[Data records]
□ □ □ □ □

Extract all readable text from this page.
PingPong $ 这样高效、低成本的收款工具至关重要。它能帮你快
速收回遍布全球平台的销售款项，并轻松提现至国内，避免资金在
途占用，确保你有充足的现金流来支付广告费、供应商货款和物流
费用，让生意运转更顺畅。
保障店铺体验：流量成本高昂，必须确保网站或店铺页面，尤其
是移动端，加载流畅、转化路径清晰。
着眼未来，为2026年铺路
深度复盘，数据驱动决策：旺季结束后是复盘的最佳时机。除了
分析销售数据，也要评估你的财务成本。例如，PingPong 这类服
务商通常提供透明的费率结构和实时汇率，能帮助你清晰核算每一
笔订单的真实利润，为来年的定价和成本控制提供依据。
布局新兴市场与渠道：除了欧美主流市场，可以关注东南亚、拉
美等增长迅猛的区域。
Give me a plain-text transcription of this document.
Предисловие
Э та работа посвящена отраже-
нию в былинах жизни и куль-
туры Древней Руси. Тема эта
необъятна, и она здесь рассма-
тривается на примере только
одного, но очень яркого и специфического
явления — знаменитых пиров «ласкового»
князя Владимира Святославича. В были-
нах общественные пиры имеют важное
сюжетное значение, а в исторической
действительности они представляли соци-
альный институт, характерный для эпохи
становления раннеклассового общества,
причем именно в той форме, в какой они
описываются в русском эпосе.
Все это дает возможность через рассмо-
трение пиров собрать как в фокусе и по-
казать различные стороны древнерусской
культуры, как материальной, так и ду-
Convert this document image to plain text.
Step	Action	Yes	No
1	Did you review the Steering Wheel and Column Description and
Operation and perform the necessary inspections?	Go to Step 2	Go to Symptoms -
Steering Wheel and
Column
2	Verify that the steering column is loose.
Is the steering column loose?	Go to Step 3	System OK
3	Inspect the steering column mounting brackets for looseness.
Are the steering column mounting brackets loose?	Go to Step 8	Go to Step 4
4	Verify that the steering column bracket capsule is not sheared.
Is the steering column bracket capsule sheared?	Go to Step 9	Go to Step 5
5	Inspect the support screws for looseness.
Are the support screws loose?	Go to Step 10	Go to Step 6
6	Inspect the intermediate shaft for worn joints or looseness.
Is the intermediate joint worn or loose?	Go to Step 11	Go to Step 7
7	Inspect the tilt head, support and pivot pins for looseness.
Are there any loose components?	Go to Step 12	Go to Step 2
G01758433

□ □ □ □ □

(Exercise goal): Copy each line of the listing that includes "support".

(Result of the exercise):
5	Inspect the support screws for looseness.
Are the support screws loose?	Go to Step 10	Go to Step 6
7	Inspect the tilt head, support and pivot pins for looseness.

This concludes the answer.